*Given request*. Return each line containing the string "pile".

* start Input material *

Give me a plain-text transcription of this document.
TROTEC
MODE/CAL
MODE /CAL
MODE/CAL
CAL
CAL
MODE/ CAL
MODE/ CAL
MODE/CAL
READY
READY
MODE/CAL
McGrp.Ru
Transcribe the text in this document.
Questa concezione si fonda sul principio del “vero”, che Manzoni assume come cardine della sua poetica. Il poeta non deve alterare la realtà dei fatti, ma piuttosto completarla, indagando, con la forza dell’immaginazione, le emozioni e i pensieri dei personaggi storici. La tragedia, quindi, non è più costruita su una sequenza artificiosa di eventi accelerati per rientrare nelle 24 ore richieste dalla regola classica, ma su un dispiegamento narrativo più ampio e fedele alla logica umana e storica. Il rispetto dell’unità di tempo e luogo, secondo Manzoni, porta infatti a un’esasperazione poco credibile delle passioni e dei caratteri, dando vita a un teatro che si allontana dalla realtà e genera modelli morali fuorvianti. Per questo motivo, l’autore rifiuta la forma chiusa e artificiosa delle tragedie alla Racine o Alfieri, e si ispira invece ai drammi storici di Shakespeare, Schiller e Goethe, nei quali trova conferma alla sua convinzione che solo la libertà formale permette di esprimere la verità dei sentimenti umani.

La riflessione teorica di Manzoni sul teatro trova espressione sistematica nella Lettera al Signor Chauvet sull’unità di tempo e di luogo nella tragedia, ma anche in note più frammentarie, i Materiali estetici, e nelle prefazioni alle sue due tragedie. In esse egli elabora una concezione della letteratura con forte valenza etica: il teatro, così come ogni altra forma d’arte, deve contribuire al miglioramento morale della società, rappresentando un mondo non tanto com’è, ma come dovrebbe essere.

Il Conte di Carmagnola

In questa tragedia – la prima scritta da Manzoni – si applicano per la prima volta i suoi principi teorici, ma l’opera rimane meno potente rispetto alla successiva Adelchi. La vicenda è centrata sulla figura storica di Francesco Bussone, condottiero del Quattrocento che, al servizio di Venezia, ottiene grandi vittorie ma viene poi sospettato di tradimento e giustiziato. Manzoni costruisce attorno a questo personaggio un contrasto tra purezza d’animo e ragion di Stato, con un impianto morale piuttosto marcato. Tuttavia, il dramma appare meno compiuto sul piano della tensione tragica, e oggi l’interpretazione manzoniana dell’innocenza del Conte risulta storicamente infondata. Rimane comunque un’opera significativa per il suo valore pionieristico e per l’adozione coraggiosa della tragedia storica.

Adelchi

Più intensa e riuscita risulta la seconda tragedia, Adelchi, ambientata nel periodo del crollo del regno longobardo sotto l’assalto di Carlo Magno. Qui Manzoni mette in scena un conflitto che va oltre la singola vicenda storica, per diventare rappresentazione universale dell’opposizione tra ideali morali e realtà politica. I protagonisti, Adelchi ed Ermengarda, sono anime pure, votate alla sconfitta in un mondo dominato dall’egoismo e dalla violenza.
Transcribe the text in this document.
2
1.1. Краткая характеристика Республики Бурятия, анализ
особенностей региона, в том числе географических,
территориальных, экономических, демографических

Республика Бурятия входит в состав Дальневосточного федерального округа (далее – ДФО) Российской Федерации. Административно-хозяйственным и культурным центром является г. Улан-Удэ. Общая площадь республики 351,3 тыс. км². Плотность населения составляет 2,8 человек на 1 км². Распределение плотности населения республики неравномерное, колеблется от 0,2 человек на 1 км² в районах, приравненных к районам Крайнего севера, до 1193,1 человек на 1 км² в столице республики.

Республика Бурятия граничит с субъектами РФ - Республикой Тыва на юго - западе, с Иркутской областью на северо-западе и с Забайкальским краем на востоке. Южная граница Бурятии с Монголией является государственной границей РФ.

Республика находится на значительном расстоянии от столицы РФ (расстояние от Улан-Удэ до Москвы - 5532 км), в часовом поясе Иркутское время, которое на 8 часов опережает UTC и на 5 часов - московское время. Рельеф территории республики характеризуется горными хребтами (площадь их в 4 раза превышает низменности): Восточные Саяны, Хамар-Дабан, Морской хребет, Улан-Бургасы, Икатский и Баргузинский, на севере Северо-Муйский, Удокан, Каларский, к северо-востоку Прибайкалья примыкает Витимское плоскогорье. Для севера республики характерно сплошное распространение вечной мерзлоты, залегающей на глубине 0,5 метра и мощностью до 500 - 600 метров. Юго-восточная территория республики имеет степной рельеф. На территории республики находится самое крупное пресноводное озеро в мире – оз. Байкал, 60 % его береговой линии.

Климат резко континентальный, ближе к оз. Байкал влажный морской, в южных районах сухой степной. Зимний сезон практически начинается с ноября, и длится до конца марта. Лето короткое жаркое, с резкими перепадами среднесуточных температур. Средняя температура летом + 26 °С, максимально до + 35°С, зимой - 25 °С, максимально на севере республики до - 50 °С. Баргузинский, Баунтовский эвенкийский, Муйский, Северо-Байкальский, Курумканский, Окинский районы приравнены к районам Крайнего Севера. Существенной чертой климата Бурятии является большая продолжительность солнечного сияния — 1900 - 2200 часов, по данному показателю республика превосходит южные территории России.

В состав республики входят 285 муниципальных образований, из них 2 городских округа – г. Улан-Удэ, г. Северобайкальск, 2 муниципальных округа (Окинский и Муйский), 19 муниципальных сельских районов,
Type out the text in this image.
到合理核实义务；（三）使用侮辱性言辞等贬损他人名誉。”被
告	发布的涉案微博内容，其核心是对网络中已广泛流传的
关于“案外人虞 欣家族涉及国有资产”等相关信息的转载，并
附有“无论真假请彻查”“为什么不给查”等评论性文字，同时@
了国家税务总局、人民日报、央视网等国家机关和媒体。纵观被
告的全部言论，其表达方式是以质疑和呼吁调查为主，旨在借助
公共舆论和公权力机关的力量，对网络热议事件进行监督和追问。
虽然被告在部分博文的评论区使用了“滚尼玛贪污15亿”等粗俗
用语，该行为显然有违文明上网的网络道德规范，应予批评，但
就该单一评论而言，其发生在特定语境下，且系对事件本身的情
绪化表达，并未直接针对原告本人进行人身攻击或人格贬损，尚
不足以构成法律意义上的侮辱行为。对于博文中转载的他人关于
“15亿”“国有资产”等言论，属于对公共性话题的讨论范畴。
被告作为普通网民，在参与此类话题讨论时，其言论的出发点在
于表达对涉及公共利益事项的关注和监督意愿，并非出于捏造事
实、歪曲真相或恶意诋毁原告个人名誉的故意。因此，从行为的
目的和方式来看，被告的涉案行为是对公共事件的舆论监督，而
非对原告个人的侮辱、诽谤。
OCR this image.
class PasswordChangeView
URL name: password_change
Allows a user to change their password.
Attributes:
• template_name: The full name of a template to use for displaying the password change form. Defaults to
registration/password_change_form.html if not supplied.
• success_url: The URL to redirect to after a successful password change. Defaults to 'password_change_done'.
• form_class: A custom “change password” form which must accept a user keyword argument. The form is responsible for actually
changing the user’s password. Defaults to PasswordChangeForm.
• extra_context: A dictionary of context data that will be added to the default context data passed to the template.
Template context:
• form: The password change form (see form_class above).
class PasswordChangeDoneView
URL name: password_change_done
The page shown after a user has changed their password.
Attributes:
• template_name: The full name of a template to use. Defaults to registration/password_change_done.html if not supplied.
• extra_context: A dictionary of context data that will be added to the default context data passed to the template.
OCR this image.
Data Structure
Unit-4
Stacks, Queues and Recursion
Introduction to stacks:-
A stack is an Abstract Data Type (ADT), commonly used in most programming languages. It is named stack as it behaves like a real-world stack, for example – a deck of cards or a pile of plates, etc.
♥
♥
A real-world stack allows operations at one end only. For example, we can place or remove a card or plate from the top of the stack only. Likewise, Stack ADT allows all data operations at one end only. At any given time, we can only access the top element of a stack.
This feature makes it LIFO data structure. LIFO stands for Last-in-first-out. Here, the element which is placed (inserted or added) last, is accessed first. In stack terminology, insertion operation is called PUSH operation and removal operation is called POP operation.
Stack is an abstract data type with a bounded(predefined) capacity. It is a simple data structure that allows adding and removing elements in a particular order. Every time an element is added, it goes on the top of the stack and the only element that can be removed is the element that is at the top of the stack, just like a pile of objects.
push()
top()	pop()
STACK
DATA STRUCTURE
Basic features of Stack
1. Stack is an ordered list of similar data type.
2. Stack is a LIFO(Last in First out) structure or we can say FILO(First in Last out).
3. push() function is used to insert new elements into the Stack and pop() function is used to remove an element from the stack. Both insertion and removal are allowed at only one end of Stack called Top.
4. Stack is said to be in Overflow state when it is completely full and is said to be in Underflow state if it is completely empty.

* end Input material *

*Exercise answer*.
A stack is an Abstract Data Type (ADT), commonly used in most programming languages. It is named stack as it behaves like a real-world stack, for example – a deck of cards or a pile of plates, etc.
Stack is an abstract data type with a bounded(predefined) capacity. It is a simple data structure that allows adding and removing elements in a particular order. Every time an element is added, it goes on the top of the stack and the only element that can be removed is the element that is at the top of the stack, just like a pile of objects.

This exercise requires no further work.